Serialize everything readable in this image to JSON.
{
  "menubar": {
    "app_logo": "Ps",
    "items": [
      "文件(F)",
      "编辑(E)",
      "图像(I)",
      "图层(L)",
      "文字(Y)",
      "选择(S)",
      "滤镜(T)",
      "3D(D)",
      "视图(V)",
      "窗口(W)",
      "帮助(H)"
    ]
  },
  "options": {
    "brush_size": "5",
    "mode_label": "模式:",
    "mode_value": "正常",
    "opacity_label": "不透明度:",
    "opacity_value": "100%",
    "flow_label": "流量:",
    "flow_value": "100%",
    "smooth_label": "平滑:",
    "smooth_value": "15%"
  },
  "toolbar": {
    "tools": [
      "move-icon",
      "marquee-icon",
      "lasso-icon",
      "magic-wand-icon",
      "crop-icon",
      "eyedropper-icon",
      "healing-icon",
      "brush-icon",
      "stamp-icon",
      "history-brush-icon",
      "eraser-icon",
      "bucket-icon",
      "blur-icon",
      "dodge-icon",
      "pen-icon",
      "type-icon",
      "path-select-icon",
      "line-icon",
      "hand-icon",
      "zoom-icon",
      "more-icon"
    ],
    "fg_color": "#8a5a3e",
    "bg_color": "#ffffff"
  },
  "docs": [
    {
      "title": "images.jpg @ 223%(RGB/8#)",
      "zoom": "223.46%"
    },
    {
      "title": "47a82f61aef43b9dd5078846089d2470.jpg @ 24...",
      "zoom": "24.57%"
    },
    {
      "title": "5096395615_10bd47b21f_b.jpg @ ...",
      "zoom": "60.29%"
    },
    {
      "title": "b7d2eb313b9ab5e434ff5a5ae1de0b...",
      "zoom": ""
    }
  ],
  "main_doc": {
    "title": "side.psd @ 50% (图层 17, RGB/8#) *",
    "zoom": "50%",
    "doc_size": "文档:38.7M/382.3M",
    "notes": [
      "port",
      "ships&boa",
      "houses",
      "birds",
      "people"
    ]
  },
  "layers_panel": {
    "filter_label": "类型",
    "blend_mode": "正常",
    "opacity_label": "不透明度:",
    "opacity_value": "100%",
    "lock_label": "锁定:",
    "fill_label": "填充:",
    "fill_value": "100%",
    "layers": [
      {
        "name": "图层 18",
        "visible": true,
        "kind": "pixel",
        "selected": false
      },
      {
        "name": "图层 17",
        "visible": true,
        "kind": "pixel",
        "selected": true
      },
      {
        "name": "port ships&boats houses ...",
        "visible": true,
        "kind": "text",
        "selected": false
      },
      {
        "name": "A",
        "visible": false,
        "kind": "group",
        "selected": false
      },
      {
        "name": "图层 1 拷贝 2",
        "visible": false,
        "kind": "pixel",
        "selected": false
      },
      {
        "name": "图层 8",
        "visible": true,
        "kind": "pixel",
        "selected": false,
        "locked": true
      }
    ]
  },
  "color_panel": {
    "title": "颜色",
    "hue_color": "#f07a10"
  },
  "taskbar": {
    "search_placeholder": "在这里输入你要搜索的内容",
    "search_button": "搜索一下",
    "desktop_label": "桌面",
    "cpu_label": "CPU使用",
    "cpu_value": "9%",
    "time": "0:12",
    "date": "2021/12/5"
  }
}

Problem to work on: Go back to the listing above and please repeat it exactly.

Answer:
Serialize everything readable in this image to JSON.
{
  "menubar": {
    "app_logo": "Ps",
    "items": [
      "文件(F)",
      "编辑(E)",
      "图像(I)",
      "图层(L)",
      "文字(Y)",
      "选择(S)",
      "滤镜(T)",
      "3D(D)",
      "视图(V)",
      "窗口(W)",
      "帮助(H)"
    ]
  },
  "options": {
    "brush_size": "5",
    "mode_label": "模式:",
    "mode_value": "正常",
    "opacity_label": "不透明度:",
    "opacity_value": "100%",
    "flow_label": "流量:",
    "flow_value": "100%",
    "smooth_label": "平滑:",
    "smooth_value": "15%"
  },
  "toolbar": {
    "tools": [
      "move-icon",
      "marquee-icon",
      "lasso-icon",
      "magic-wand-icon",
      "crop-icon",
      "eyedropper-icon",
      "healing-icon",
      "brush-icon",
      "stamp-icon",
      "history-brush-icon",
      "eraser-icon",
      "bucket-icon",
      "blur-icon",
      "dodge-icon",
      "pen-icon",
      "type-icon",
      "path-select-icon",
      "line-icon",
      "hand-icon",
      "zoom-icon",
      "more-icon"
    ],
    "fg_color": "#8a5a3e",
    "bg_color": "#ffffff"
  },
  "docs": [
    {
      "title": "images.jpg @ 223%(RGB/8#)",
      "zoom": "223.46%"
    },
    {
      "title": "47a82f61aef43b9dd5078846089d2470.jpg @ 24...",
      "zoom": "24.57%"
    },
    {
      "title": "5096395615_10bd47b21f_b.jpg @ ...",
      "zoom": "60.29%"
    },
    {
      "title": "b7d2eb313b9ab5e434ff5a5ae1de0b...",
      "zoom": ""
    }
  ],
  "main_doc": {
    "title": "side.psd @ 50% (图层 17, RGB/8#) *",
    "zoom": "50%",
    "doc_size": "文档:38.7M/382.3M",
    "notes": [
      "port",
      "ships&boa",
      "houses",
      "birds",
      "people"
    ]
  },
  "layers_panel": {
    "filter_label": "类型",
    "blend_mode": "正常",
    "opacity_label": "不透明度:",
    "opacity_value": "100%",
    "lock_label": "锁定:",
    "fill_label": "填充:",
    "fill_value": "100%",
    "layers": [
      {
        "name": "图层 18",
        "visible": true,
        "kind": "pixel",
        "selected": false
      },
      {
        "name": "图层 17",
        "visible": true,
        "kind": "pixel",
        "selected": true
      },
      {
        "name": "port ships&boats houses ...",
        "visible": true,
        "kind": "text",
        "selected": false
      },
      {
        "name": "A",
        "visible": false,
        "kind": "group",
        "selected": false
      },
      {
        "name": "图层 1 拷贝 2",
        "visible": false,
        "kind": "pixel",
        "selected": false
      },
      {
        "name": "图层 8",
        "visible": true,
        "kind": "pixel",
        "selected": false,
        "locked": true
      }
    ]
  },
  "color_panel": {
    "title": "颜色",
    "hue_color": "#f07a10"
  },
  "taskbar": {
    "search_placeholder": "在这里输入你要搜索的内容",
    "search_button": "搜索一下",
    "desktop_label": "桌面",
    "cpu_label": "CPU使用",
    "cpu_value": "9%",
    "time": "0:12",
    "date": "2021/12/5"
  }
}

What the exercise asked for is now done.